- _記事の抜粋_:
双子の超未熟児 - 出産と育児のブログ

2017年に超未熟児(879g, 1143g)で生まれた一卵性双生児の超未熟児の出産から発育をつづるブログです

破水からの転院、超早産へ

破水してから、妻はMFICUに逆戻り。私も家に帰るわけにもいかず、A病院に宿泊の許可を取ってMFICUで妻と同じ部屋で一晩を過ごしました。

 

その場で自分の母親と、妻の母親それぞれに電話します。電話するとき、私は頭の血が引きすぎて椅子に座ることもままならず、病室の床の冷たいタイルの上に仰向けになりながら、2本の電話をかけました。ショックで声もうまく出ないほどでした。

 

妻の母親は、近い場所に住んでおり、電話してから1時間ほどして病院に駆けつけてきました。昼間、ついさっきまで見舞いに来ていて、楽しく談笑していた時とは状況が一変しています。妻はずっと泣いています。

 

私の母親は遠方在住ですが、翌日の新幹線に乗って、東京に来るという話になりました。私は自宅で犬を飼っているのですが、家のことと犬の世話と、あとは何かあったときにすぐに動けるようにとのことでした。

 

 

翌朝、ほとんど眠れないままMFICUの部屋がまた慌ただしくなります。朝を迎えてから、各種検査がまた始まり、お腹の赤ちゃんのエコー検査も行われます。お腹の赤ちゃんは2人とも、まだ生きています。幸い、破水した方の羊水はまだ残っているようです。

 

続けて、別の病院に連絡をして受け入れてもらえるかの打診が始まったとの説明を受けました。

「え!?これから転院?」
「そんなことって、あるのか?」

 

看護師さんに詳しく聞いてみると、

  • A病院では現在、未熟児用の保育器が満床で受け入れできない
  • 来週明けには空きが出るかも知れない
  • 都内で転院できる病院を探している(今朝の段階で決まっていない)

 

状況がよく分かっていなかったのですが、全ての設備が整っていて、病院の評価も高く、「ここなら大丈夫」と、A病院を選んだのですが、何のことはない、NICU(24時間対応の赤ちゃん向け集中治療室)が足りず転院を余儀なくされてしまいました。

私自身、これまで病院に長期間お世話になった経験がなく、満床で転院なんてケースは、全く想定していませんでした。でも、一刻を争う事態です。色んな事が、同時並行的に、勝手に決められていきます。それには従わざるをえません。

 

私はこの日以降の予定を2週間分、全てキャンセルしました。

会社のメンバーや、業務上近しい人には業務上支障が出るため、簡単に事情を説明しましたが、取引先や知人には、とてもじゃないですが気を遣わせてしまうので言えません。「どうしても外せない用事ができた」と、うやむやにする他ありませんでした。

- _求められる作業 A_:
記事の内容について、次の問いに答えよ。
(i) 双子が生まれたのは何年か。
(ii) 電話を受けた妻の母親は、どのくらいで病院に駆けつけたか。
(iii) 筆者がキャンセルした予定は何週間分か。
- _求められる作業 B_: 記事のうち「状況がよく分かっていなかった」で始まり「私はこの日以降の予定を2週間分、全てキャンセルしました。」まで続く部分を、一字一句変えずに書き写すこと。
記録はこの記事とは別の出典から取ったものである。

- _提示された記録_:
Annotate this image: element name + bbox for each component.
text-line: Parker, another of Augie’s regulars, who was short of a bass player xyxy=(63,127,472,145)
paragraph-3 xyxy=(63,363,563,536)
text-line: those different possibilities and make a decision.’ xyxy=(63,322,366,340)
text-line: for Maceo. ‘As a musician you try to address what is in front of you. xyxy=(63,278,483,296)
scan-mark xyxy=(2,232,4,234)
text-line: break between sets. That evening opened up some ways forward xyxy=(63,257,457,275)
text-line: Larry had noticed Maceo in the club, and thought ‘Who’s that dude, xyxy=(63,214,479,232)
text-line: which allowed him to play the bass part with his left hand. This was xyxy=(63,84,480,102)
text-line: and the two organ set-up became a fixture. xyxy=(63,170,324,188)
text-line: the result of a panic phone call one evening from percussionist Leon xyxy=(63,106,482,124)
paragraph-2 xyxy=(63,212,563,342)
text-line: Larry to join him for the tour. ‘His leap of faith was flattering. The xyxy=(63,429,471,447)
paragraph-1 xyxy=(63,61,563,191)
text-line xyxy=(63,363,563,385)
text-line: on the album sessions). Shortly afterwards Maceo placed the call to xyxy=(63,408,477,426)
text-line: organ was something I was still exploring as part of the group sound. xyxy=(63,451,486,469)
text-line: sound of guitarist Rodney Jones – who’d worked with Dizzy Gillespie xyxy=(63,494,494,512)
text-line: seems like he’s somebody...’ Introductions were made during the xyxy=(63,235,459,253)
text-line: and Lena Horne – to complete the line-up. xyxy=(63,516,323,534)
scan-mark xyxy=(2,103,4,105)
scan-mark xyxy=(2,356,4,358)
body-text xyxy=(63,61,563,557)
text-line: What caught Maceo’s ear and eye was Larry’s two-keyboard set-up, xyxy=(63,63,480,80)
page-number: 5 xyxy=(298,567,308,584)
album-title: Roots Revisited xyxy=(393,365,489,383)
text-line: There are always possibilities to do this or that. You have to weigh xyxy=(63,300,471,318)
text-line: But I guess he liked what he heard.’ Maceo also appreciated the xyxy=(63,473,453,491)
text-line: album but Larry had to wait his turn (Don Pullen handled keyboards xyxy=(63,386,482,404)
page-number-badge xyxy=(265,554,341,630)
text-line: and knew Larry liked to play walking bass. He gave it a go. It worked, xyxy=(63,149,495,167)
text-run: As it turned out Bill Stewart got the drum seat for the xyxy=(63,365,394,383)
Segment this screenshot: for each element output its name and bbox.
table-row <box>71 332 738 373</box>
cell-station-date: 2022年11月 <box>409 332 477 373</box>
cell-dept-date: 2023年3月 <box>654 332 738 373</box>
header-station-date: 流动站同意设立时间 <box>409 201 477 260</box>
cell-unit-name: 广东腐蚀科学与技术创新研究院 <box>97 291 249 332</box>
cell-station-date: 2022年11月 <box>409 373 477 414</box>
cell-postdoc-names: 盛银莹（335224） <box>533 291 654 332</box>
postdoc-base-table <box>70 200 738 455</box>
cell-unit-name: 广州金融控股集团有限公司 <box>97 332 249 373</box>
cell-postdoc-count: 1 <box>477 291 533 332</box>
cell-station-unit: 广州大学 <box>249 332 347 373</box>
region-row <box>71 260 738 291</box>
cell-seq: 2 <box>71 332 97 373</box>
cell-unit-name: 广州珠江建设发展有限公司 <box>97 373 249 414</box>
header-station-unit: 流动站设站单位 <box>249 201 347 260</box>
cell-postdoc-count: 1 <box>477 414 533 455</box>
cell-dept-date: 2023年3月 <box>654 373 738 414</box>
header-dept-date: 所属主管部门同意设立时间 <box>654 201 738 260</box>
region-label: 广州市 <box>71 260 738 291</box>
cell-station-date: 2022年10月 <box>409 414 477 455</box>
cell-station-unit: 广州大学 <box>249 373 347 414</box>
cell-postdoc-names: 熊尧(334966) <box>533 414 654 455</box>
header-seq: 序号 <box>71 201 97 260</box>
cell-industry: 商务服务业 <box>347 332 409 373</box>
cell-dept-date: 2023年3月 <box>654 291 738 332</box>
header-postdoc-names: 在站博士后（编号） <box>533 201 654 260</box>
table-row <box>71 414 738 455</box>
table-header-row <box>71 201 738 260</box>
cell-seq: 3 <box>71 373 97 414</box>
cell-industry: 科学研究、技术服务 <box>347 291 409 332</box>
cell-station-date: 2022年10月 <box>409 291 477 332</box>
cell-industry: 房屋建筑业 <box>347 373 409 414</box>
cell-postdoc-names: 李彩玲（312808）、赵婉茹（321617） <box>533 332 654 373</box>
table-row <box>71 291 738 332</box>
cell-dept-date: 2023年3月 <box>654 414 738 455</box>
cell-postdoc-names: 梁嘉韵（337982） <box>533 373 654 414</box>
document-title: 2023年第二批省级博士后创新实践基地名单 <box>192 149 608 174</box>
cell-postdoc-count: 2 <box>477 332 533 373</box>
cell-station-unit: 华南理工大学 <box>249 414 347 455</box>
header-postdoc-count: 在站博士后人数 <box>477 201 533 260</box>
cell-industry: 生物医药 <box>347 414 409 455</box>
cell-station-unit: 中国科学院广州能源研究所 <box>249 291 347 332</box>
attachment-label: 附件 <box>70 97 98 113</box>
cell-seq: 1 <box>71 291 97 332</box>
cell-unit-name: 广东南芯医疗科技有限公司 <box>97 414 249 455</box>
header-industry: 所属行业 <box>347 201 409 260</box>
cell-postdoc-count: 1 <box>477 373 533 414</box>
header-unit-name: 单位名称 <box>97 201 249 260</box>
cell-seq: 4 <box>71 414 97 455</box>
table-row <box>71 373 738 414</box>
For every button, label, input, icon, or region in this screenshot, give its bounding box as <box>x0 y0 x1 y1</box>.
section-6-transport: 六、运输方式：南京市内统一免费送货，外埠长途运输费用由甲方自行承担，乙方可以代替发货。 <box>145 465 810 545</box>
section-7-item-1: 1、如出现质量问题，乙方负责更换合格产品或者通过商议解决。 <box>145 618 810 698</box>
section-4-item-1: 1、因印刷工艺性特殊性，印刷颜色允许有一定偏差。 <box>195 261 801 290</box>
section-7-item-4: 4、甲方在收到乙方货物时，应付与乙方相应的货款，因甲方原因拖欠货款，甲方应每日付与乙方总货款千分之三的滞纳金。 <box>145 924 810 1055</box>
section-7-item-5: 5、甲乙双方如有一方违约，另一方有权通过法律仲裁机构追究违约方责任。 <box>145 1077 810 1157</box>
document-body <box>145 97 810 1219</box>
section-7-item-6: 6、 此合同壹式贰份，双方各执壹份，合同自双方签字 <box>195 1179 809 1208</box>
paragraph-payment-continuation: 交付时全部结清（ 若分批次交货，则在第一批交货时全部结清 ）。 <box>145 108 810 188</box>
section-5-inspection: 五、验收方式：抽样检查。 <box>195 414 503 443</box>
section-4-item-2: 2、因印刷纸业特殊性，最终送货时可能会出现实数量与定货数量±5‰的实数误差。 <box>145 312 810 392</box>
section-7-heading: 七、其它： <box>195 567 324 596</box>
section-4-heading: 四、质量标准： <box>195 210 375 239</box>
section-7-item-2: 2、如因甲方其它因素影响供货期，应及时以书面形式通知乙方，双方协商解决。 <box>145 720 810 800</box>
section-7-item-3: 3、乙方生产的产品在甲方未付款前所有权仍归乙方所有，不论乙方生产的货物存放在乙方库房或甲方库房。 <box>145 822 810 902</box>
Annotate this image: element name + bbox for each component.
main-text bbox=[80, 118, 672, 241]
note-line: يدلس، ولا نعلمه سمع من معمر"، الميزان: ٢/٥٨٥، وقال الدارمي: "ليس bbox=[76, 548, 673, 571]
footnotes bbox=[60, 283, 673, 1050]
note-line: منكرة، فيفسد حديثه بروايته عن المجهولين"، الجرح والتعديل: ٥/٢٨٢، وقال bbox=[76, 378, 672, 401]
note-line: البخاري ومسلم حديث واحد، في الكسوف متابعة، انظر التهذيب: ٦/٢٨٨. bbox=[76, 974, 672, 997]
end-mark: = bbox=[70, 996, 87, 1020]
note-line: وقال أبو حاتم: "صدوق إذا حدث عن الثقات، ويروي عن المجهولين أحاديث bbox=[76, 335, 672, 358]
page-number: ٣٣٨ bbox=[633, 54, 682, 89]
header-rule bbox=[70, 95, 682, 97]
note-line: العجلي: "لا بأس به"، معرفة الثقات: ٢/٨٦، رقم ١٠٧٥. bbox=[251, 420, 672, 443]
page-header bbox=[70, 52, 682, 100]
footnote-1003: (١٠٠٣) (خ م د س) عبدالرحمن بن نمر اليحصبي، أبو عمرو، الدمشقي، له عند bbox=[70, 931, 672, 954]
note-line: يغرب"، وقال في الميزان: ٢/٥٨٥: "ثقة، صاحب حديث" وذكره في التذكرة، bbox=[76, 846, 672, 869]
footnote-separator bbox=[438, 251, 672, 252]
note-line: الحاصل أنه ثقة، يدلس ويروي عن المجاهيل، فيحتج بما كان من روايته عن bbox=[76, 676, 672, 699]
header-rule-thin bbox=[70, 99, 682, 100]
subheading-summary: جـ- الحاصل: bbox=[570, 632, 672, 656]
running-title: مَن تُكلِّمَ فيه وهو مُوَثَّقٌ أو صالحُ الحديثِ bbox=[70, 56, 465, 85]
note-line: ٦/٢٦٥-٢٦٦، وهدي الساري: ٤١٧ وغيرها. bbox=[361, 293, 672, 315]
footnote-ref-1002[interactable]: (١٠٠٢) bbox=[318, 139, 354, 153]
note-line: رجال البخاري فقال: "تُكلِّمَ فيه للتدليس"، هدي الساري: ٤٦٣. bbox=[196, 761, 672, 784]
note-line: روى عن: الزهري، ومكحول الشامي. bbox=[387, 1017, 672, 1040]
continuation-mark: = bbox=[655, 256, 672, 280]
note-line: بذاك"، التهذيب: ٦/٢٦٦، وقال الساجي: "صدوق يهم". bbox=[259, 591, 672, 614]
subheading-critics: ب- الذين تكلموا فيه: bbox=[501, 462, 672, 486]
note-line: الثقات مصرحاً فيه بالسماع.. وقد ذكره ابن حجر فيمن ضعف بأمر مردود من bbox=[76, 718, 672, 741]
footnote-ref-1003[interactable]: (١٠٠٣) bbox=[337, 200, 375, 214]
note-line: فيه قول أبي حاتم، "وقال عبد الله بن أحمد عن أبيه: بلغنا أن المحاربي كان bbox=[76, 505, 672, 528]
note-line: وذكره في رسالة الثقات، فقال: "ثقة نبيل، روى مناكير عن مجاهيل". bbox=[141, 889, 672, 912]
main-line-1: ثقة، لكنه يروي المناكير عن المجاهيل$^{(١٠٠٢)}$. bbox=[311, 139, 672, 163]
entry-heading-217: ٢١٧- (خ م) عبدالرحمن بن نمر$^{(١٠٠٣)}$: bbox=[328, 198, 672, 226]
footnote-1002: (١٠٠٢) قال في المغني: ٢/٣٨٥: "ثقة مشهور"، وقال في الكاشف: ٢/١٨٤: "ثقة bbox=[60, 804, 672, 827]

- _回答 A_:
(i) 2017年である。
(ii) 1時間ほどである。
(iii) 2週間分である。

- _回答 B_:
状況がよく分かっていなかったのですが、全ての設備が整っていて、病院の評価も高く、「ここなら大丈夫」と、A病院を選んだのですが、何のことはない、NICU(24時間対応の赤ちゃん向け集中治療室)が足りず転院を余儀なくされてしまいました。

私自身、これまで病院に長期間お世話になった経験がなく、満床で転院なんてケースは、全く想定していませんでした。でも、一刻を争う事態です。色んな事が、同時並行的に、勝手に決められていきます。それには従わざるをえません。

 

私はこの日以降の予定を2週間分、全てキャンセルしました。